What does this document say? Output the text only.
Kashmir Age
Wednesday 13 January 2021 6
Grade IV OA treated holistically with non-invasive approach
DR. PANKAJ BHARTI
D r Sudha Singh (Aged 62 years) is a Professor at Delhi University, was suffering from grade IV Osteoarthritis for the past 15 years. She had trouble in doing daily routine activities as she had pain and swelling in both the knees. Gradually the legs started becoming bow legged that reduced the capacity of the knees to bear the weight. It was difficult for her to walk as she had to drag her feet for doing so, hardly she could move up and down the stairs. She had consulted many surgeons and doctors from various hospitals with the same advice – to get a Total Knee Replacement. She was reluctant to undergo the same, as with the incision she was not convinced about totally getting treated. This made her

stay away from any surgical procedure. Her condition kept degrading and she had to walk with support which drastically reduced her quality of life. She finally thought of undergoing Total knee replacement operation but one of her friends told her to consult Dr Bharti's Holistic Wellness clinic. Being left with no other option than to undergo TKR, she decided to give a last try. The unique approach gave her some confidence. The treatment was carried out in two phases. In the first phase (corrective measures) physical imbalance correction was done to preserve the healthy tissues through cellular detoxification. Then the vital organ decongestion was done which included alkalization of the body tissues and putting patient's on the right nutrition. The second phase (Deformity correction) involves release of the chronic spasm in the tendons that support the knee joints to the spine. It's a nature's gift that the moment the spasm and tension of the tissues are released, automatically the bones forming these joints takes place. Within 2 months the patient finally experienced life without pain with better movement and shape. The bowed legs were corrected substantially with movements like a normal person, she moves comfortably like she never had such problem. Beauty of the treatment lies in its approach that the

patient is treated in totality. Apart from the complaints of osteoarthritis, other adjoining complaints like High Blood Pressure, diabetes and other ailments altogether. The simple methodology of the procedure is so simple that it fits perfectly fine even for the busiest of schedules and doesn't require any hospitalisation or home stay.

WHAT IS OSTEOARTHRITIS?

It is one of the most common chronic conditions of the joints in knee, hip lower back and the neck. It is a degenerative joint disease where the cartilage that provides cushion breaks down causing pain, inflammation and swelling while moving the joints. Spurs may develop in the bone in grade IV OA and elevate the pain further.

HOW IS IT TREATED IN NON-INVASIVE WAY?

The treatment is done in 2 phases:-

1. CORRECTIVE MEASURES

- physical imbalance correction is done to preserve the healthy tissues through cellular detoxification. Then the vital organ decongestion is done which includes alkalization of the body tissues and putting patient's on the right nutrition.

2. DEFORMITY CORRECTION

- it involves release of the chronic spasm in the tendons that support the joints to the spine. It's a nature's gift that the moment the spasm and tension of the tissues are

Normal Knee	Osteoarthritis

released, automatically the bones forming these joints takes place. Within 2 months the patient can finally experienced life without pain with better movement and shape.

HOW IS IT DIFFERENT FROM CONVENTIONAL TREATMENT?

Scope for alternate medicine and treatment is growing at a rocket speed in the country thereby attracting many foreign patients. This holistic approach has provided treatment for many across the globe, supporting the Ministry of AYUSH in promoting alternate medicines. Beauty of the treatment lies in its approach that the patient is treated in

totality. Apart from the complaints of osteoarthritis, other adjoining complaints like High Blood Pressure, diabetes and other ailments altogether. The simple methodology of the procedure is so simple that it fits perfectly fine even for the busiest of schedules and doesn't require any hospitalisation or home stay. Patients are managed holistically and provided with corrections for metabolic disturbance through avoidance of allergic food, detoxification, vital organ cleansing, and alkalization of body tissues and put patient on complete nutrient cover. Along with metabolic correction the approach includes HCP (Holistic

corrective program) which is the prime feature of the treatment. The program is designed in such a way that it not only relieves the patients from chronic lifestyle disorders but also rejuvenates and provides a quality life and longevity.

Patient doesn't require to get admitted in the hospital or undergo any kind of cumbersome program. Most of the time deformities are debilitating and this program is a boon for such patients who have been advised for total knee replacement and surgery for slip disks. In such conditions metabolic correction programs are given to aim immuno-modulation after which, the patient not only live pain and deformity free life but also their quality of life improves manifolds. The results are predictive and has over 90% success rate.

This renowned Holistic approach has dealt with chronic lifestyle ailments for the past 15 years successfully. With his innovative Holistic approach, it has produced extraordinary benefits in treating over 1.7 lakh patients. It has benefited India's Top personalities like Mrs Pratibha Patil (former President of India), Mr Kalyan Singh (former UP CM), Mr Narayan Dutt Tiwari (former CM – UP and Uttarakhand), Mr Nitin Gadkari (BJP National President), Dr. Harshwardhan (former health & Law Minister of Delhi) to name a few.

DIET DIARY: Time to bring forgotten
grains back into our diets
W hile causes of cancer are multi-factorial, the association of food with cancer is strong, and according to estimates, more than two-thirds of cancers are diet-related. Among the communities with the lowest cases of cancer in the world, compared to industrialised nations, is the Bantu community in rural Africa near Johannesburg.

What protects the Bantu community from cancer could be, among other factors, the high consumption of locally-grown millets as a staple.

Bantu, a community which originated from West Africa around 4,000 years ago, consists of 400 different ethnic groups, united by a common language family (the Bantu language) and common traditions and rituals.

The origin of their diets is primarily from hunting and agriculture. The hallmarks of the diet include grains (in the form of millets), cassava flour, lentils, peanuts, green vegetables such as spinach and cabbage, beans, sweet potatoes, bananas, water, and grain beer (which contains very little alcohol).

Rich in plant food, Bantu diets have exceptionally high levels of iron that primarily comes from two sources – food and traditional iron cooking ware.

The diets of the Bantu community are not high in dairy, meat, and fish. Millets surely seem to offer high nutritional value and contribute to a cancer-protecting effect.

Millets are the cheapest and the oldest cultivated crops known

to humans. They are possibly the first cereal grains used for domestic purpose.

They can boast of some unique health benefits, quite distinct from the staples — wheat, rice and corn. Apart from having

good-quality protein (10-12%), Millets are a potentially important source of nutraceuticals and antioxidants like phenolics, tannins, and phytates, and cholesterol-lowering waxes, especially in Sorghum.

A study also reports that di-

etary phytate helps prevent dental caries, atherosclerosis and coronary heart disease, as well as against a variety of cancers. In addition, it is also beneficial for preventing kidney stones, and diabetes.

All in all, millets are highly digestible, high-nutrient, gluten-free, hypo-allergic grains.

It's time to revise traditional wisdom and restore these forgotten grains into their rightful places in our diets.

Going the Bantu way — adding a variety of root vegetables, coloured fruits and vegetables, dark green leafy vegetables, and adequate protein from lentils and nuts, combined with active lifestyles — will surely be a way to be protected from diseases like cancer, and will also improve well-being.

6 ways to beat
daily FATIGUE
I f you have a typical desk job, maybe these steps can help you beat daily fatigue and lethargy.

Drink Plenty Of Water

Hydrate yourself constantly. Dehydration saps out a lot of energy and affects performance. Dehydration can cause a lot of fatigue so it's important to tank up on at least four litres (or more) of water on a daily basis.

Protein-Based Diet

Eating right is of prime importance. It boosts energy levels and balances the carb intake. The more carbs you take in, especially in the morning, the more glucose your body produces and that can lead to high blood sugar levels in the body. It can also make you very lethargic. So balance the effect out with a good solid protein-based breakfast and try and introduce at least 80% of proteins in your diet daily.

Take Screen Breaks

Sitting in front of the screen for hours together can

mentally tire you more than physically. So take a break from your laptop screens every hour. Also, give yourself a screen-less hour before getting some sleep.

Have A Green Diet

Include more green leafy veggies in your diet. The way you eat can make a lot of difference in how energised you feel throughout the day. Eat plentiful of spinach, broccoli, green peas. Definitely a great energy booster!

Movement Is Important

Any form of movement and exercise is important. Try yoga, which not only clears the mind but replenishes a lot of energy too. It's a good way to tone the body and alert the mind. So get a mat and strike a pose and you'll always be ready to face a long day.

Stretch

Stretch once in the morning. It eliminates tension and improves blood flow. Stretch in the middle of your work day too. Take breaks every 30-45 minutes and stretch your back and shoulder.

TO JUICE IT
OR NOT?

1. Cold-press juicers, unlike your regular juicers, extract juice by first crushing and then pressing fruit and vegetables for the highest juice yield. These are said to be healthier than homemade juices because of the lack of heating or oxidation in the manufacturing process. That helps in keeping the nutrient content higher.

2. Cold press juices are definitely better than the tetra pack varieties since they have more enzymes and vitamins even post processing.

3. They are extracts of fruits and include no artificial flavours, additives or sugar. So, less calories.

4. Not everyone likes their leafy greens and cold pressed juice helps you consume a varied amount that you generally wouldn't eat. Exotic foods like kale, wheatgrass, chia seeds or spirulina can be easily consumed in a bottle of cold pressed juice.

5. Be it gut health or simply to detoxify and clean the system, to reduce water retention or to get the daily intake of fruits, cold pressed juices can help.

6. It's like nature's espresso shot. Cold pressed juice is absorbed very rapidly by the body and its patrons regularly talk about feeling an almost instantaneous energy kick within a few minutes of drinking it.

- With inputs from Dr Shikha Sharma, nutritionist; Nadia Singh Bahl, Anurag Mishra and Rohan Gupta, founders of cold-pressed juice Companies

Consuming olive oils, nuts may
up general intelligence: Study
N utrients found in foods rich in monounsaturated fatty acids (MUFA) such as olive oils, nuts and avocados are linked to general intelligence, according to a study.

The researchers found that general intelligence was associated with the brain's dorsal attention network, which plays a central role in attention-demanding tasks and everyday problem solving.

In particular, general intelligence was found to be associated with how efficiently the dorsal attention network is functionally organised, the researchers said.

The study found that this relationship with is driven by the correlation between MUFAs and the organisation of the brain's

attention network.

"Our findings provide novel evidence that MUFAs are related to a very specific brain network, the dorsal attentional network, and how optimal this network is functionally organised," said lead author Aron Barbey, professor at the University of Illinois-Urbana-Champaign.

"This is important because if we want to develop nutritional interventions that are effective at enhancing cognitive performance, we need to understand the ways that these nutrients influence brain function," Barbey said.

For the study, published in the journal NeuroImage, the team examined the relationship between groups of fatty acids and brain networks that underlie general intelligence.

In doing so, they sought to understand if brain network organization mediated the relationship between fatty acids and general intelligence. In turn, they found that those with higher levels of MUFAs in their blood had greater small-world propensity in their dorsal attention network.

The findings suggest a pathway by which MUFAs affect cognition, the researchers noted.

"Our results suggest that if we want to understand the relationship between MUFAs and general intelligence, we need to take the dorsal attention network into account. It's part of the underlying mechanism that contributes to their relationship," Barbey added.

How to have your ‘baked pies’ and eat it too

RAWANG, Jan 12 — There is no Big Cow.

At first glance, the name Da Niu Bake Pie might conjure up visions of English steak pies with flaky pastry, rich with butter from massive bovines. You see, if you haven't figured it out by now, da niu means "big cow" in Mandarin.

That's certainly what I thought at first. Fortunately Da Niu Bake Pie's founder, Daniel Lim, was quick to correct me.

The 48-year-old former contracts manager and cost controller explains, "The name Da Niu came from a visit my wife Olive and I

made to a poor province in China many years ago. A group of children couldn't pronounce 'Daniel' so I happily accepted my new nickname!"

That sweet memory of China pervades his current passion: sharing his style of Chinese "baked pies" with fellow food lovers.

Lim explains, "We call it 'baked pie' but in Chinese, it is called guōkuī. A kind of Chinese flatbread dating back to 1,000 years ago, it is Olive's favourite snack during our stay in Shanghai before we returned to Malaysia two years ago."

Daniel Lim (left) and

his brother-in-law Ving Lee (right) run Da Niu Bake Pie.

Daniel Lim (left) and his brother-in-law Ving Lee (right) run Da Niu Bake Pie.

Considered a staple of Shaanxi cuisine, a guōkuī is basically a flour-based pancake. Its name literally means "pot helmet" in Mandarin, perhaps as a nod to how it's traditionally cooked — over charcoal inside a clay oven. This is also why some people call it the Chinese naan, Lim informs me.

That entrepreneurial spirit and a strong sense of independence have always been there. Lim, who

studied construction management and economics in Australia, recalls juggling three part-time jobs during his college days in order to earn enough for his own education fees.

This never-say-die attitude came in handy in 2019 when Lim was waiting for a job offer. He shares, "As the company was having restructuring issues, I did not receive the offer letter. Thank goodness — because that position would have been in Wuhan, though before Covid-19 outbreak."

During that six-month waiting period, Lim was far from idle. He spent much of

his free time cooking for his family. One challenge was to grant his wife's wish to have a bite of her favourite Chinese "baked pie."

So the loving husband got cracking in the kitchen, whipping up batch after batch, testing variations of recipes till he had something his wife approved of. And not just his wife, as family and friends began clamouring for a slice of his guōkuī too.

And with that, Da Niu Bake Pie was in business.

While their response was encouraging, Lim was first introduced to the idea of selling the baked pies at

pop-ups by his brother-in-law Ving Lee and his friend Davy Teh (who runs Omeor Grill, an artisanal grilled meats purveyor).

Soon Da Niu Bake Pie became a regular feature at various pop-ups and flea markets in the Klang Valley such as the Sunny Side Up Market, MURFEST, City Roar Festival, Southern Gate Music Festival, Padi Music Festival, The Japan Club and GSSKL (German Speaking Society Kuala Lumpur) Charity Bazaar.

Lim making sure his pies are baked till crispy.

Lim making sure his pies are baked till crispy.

········

• _PROBLEM DETAILS_: Go through the entries above and report each line with the string "nutritional" in it.

• _ANSWER TO THE PROBLEM_:
The diets of the Bantu community are not high in dairy, meat, and fish. Millets surely seem to offer high nutritional value and contribute to a cancer-protecting effect.
"This is important because if we want to develop nutritional interventions that are effective at enhancing cognitive performance, we need to understand the ways that these nutrients influence brain function," Barbey said.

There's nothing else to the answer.